* **Short exercise**
Look below. Copy each line that has "Spännband" in it.

* **Input**
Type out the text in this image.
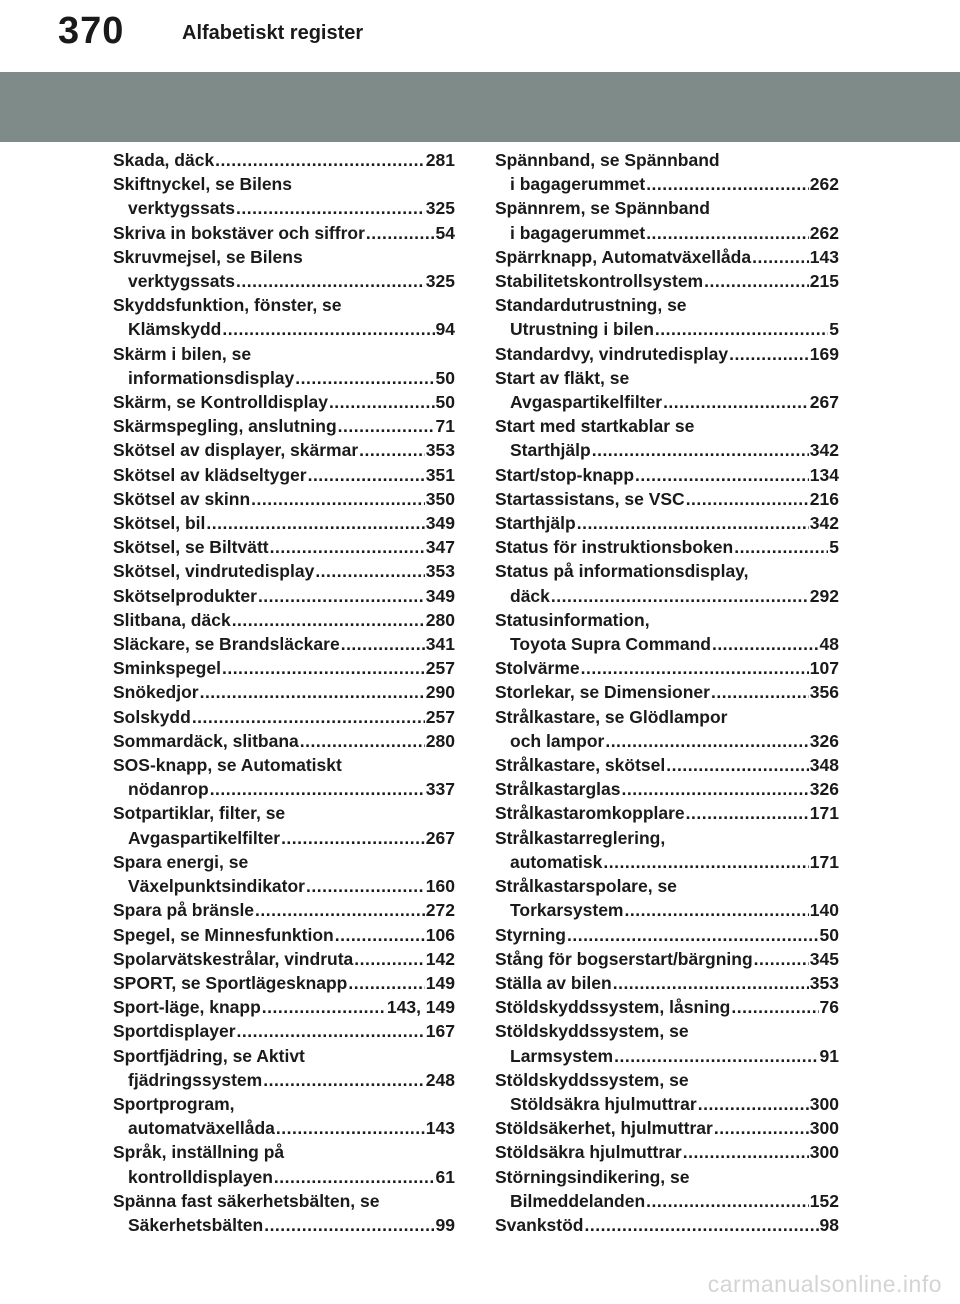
370	Alfabetiskt register
Skada, däck .....	281
Skiftnyckel, se Bilens
verktygssats .....	325
Skriva in bokstäver och siffror .....	54
Skruvmejsel, se Bilens
verktygssats .....	325
Skyddsfunktion, fönster, se
Klämskydd .....	94
Skärm i bilen, se
informationsdisplay .....	50
Skärm, se Kontrolldisplay .....	50
Skärmspegling, anslutning .....	71
Skötsel av displayer, skärmar .....	353
Skötsel av klädseltyger .....	351
Skötsel av skinn .....	350
Skötsel, bil .....	349
Skötsel, se Biltvätt .....	347
Skötsel, vindrutedisplay .....	353
Skötselprodukter .....	349
Slitbana, däck .....	280
Släckare, se Brandsläckare .....	341
Sminkspegel .....	257
Snökedjor .....	290
Solskydd .....	257
Sommardäck, slitbana .....	280
SOS-knapp, se Automatiskt
nödanrop .....	337
Sotpartiklar, filter, se
Avgaspartikelfilter .....	267
Spara energi, se
Växelpunktsindikator .....	160
Spara på bränsle .....	272
Spegel, se Minnesfunktion .....	106
Spolarvätskestrålar, vindruta .....	142
SPORT, se Sportlägesknapp .....	149
Sport-läge, knapp .....	143, 149
Sportdisplayer .....	167
Sportfjädring, se Aktivt
fjädringssystem .....	248
Sportprogram,
automatväxellåda .....	143
Språk, inställning på
kontrolldisplayen .....	61
Spänna fast säkerhetsbälten, se
Säkerhetsbälten .....	99
Spännband, se Spännband
i bagagerummet .....	262
Spännrem, se Spännband
i bagagerummet .....	262
Spärrknapp, Automatväxellåda .....	143
Stabilitetskontrollsystem .....	215
Standardutrustning, se
Utrustning i bilen .....	5
Standardvy, vindrutedisplay .....	169
Start av fläkt, se
Avgaspartikelfilter .....	267
Start med startkablar se
Starthjälp .....	342
Start/stop-knapp .....	134
Startassistans, se VSC .....	216
Starthjälp .....	342
Status för instruktionsboken .....	5
Status på informationsdisplay,
däck .....	292
Statusinformation,
Toyota Supra Command .....	48
Stolvärme .....	107
Storlekar, se Dimensioner .....	356
Strålkastare, se Glödlampor
och lampor .....	326
Strålkastare, skötsel .....	348
Strålkastarglas .....	326
Strålkastaromkopplare .....	171
Strålkastarreglering,
automatisk .....	171
Strålkastarspolare, se
Torkarsystem .....	140
Styrning .....	50
Stång för bogserstart/bärgning .....	345
Ställa av bilen .....	353
Stöldskyddssystem, låsning .....	76
Stöldskyddssystem, se
Larmsystem .....	91
Stöldskyddssystem, se
Stöldsäkra hjulmuttrar .....	300
Stöldsäkerhet, hjulmuttrar .....	300
Stöldsäkra hjulmuttrar .....	300
Störningsindikering, se
Bilmeddelanden .....	152
Svankstöd .....	98
carmanualsonline.info
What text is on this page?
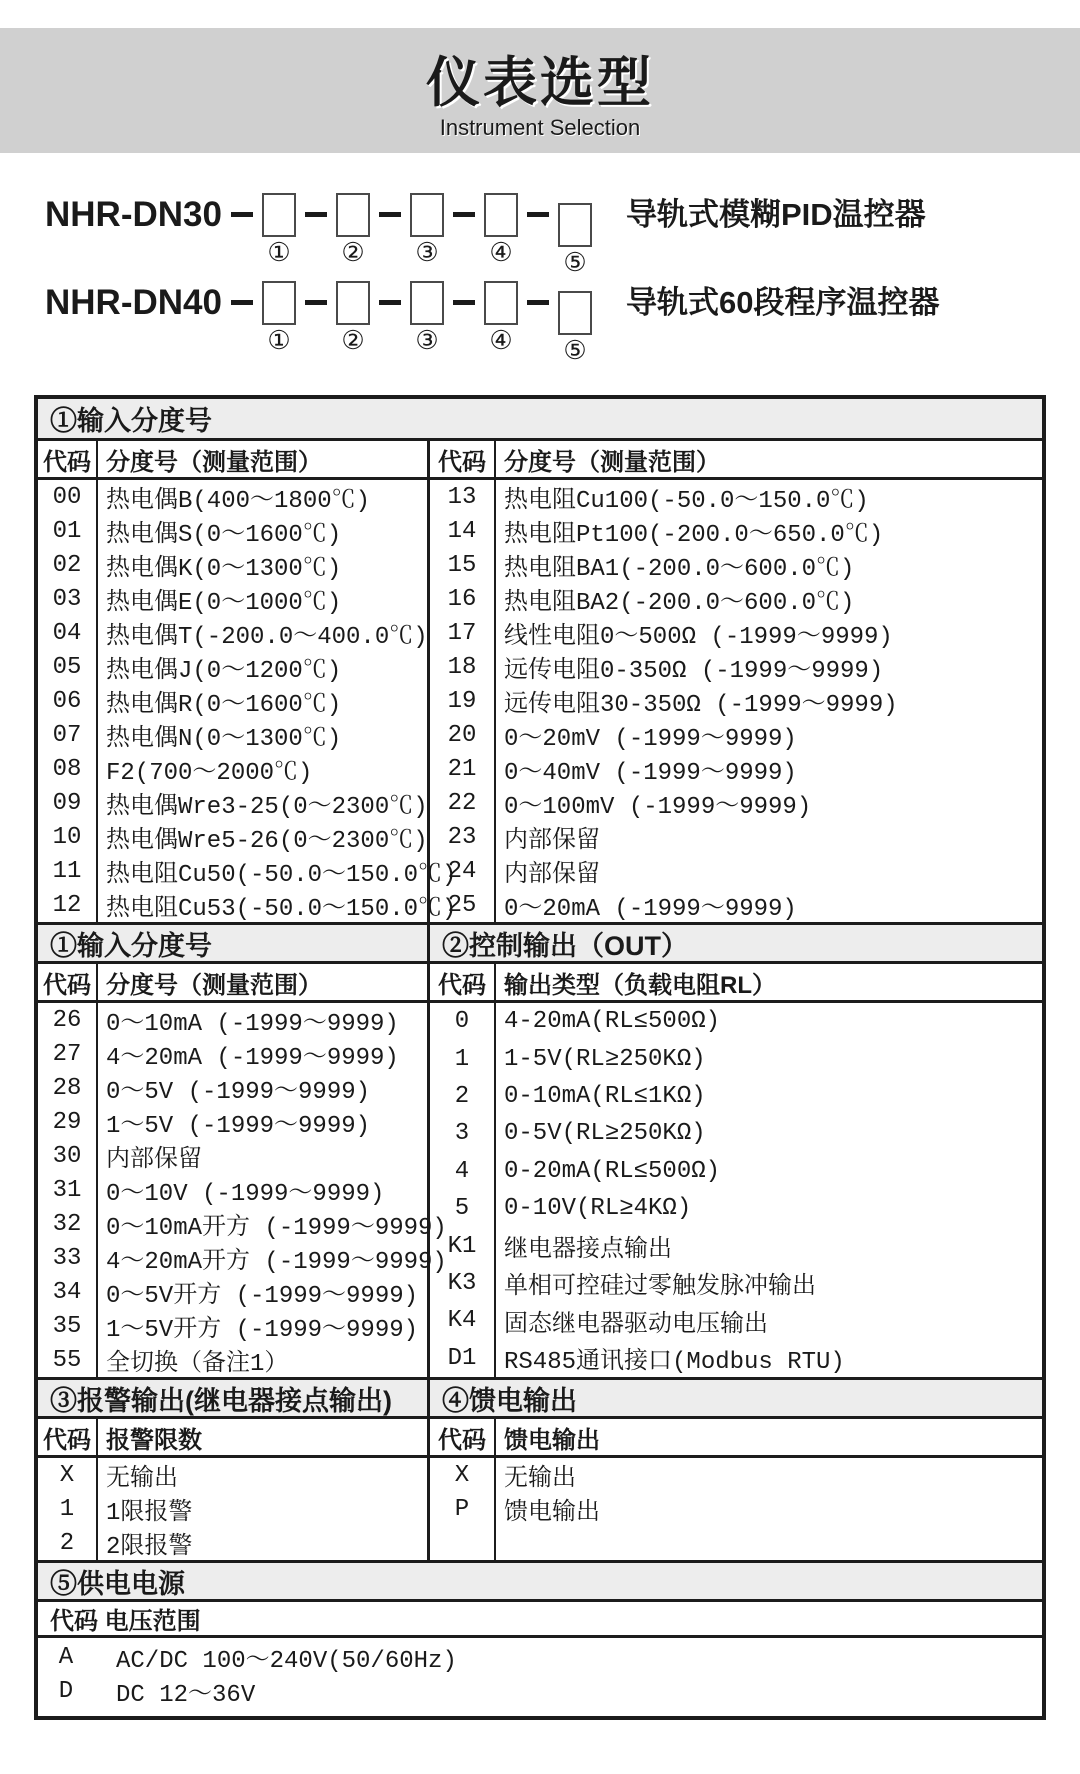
仪表选型
Instrument Selection
NHR-DN30
① ② ③ ④ ⑤
导轨式模糊PID温控器
NHR-DN40
① ② ③ ④ ⑤
导轨式60段程序温控器
①输入分度号
代码 分度号（测量范围）	代码 分度号（测量范围）
00	热电偶B(400～1800℃)
01	热电偶S(0～1600℃)
02	热电偶K(0～1300℃)
03	热电偶E(0～1000℃)
04	热电偶T(-200.0～400.0℃)
05	热电偶J(0～1200℃)
06	热电偶R(0～1600℃)
07	热电偶N(0～1300℃)
08	F2(700～2000℃)
09	热电偶Wre3-25(0～2300℃)
10	热电偶Wre5-26(0～2300℃)
11	热电阻Cu50(-50.0～150.0℃)
12	热电阻Cu53(-50.0～150.0℃)
13	热电阻Cu100(-50.0～150.0℃)
14	热电阻Pt100(-200.0～650.0℃)
15	热电阻BA1(-200.0～600.0℃)
16	热电阻BA2(-200.0～600.0℃)
17	线性电阻0～500Ω (-1999～9999)
18	远传电阻0-350Ω (-1999～9999)
19	远传电阻30-350Ω (-1999～9999)
20	0～20mV (-1999～9999)
21	0～40mV (-1999～9999)
22	0～100mV (-1999～9999)
23	内部保留
24	内部保留
25	0～20mA (-1999～9999)
①输入分度号	②控制输出（OUT）
代码 分度号（测量范围）	代码 输出类型（负载电阻RL）
26	0～10mA (-1999～9999)
27	4～20mA (-1999～9999)
28	0～5V (-1999～9999)
29	1～5V (-1999～9999)
30	内部保留
31	0～10V (-1999～9999)
32	0～10mA开方 (-1999～9999)
33	4～20mA开方 (-1999～9999)
34	0～5V开方 (-1999～9999)
35	1～5V开方 (-1999～9999)
55	全切换（备注1）
0	4-20mA(RL≤500Ω)
1	1-5V(RL≥250KΩ)
2	0-10mA(RL≤1KΩ)
3	0-5V(RL≥250KΩ)
4	0-20mA(RL≤500Ω)
5	0-10V(RL≥4KΩ)
K1	继电器接点输出
K3	单相可控硅过零触发脉冲输出
K4	固态继电器驱动电压输出
D1	RS485通讯接口(Modbus RTU)
③报警输出(继电器接点输出)	④馈电输出
代码 报警限数	代码 馈电输出
X	无输出
1	1限报警
2	2限报警
X	无输出
P	馈电输出
⑤供电电源
代码 电压范围
A	AC/DC 100～240V(50/60Hz)
D	DC 12～36V
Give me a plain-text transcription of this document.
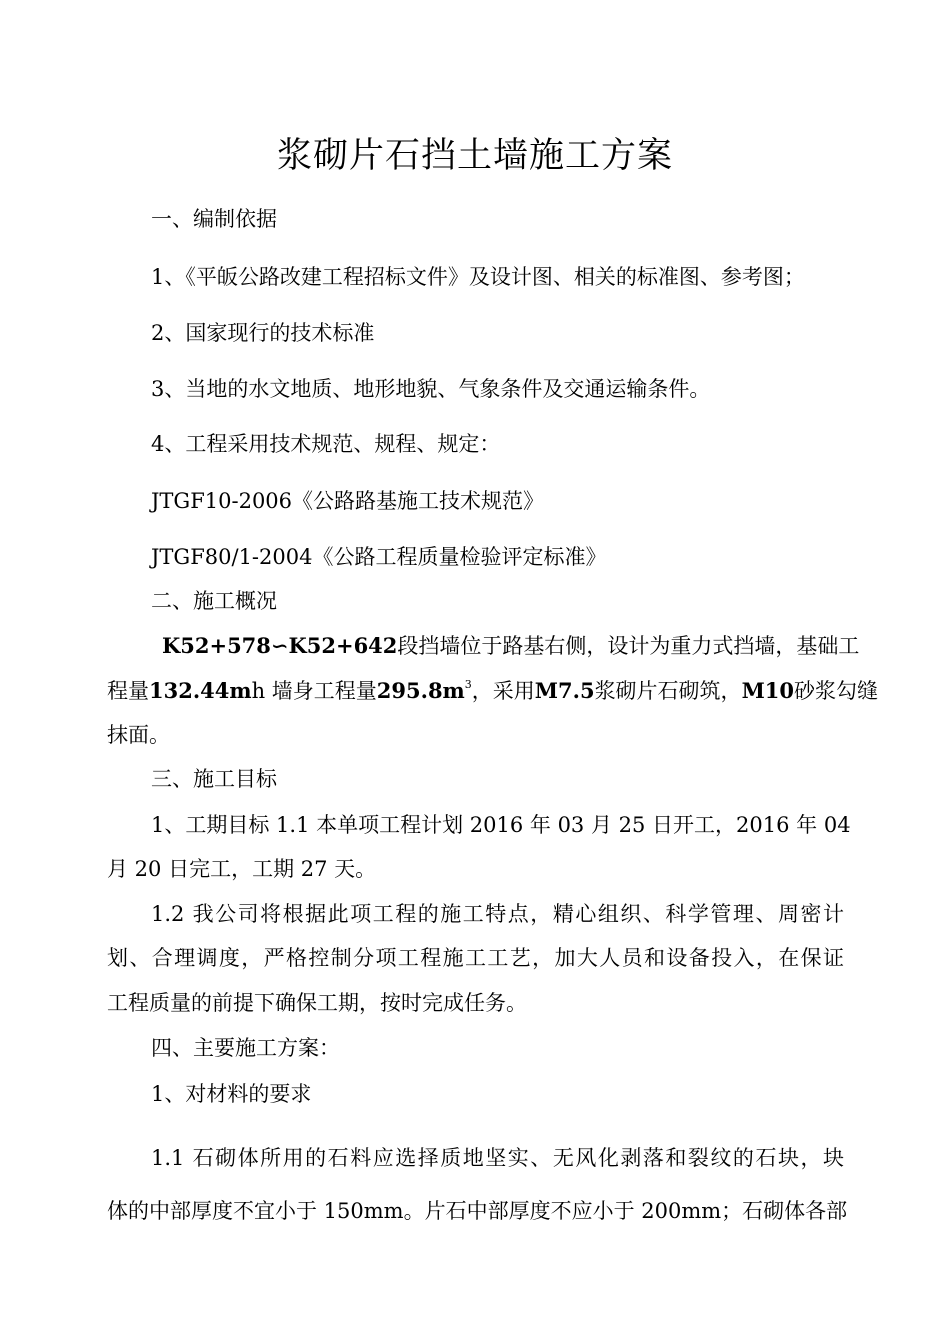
浆砌片石挡土墙施工方案
一、编制依据
1、《平皈公路改建工程招标文件》及设计图、相关的标准图、参考图；
2、国家现行的技术标准
3、当地的水文地质、地形地貌、气象条件及交通运输条件。
4、工程采用技术规范、规程、规定：
JTGF10-2006《公路路基施工技术规范》
JTGF80/1-2004《公路工程质量检验评定标准》
二、施工概况
K52+578∽K52+642段挡墙位于路基右侧，设计为重力式挡墙，基础工
程量132.44mh 墙身工程量$295.8m^3$，采用M7.5浆砌片石砌筑，M10砂浆勾缝
抹面。
三、施工目标
1、工期目标 1.1 本单项工程计划 2016 年 03 月 25 日开工，2016 年 04
月 20 日完工，工期 27 天。
1.2 我公司将根据此项工程的施工特点，精心组织、科学管理、周密计
划、合理调度，严格控制分项工程施工工艺，加大人员和设备投入，在保证
工程质量的前提下确保工期，按时完成任务。
四、主要施工方案：
1、对材料的要求
1.1 石砌体所用的石料应选择质地坚实、无风化剥落和裂纹的石块，块
体的中部厚度不宜小于 150mm。片石中部厚度不应小于 200mm；石砌体各部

* **Solution to this problem**
Spännband, se Spännband
Spännrem, se Spännband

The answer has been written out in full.